▸ **SET EXERCISE A**:
Name the authors that the passage on education for global citizenship credits.
▸ **SET EXERCISE B**:
Reproduce everything from "Citizenship in Global" down to "the Global Challenge." in the passage on education for global citizenship, word for word.

▸ **SELECTED TEXT**:

BEGIN

Citizenship in Global Space: Convergences and Departures

Education for Global Citizenship

“…increasing calls for educational provision to develop a more global orientation.” 

Mark Priestly, Gert Biesta, Gren Mannion and Hamish Ross (2010) introduce a network of policy drivers in the UK including departments of education, NGOs and political groups calling for schools to “equip children and young people with the knowledge, skills, and dispositions that will make them more aware of, and more engaged with, global issues and phenomena.” However, they note that “the reach of this global curricular trend has been largely homogenous within the UK and elsewhere,” a statement supported by recent British Columbia Ministry of Education Focus on Learning Forum: Rising to the Global Challenge.

Given this reality, the authors set out to define just what is meant by “Global Citizenship.” This discussion introduces two sets of inquiries:

  1. What is ‘global’ about global citizenship? What are the origins of this view, and how are these origins converging in our particular historical moment? Also, what are the implications of such convergences?
  2. How do we differentiate between Citizenship and Global Citizenship? “What kind of notion of citizenship is assumed in or promoted by the idea of global citizenship?”

In sketching out these various conceptions of what is meant by ‘global’ and ‘citizenship,’ the authors highlight distinct tensions between promoting citizenship as a competence (outcome) or as a social practice (process), as well as the distinction between citizenship as a social membership or political affiliation. And by looking at three sub-fields of education as points of convergence, these tensions and intersections are shown to represent areas of further discussion in educational policy discourses surrounding education for global citizenship, as each “appears to allow diverse meanings to converge while subordinating some aspects of the constituent meanings.”

END

▸ **SOURCE EXCERPT**:
BEGIN

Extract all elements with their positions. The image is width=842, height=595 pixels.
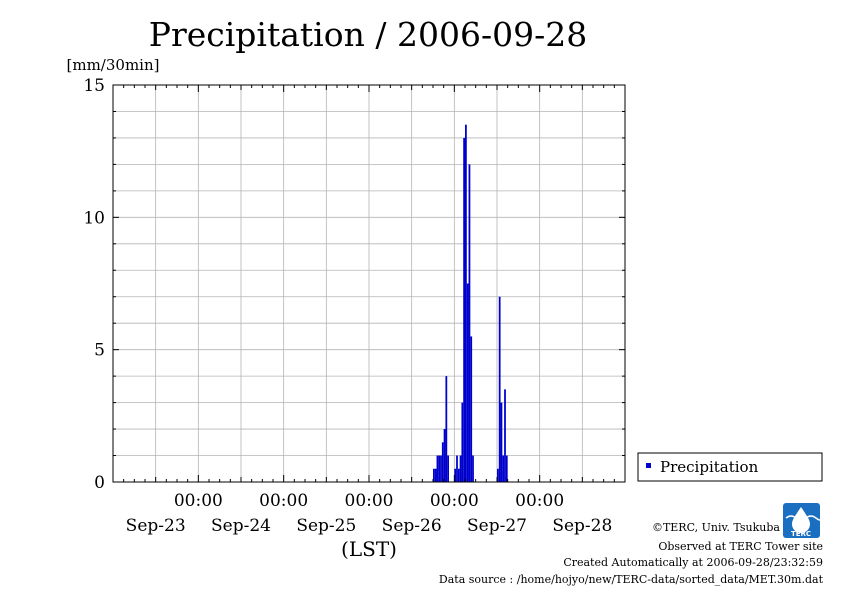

END

▸ **FULL ANSWER A**:
Mark Priestly, Gert Biesta, Gren Mannion, Hamish Ross

▸ **FULL ANSWER B**:
Citizenship in Global Space: Convergences and Departures

Education for Global Citizenship

“…increasing calls for educational provision to develop a more global orientation.” 

Mark Priestly, Gert Biesta, Gren Mannion and Hamish Ross (2010) introduce a network of policy drivers in the UK including departments of education, NGOs and political groups calling for schools to “equip children and young people with the knowledge, skills, and dispositions that will make them more aware of, and more engaged with, global issues and phenomena.” However, they note that “the reach of this global curricular trend has been largely homogenous within the UK and elsewhere,” a statement supported by recent British Columbia Ministry of Education Focus on Learning Forum: Rising to the Global Challenge.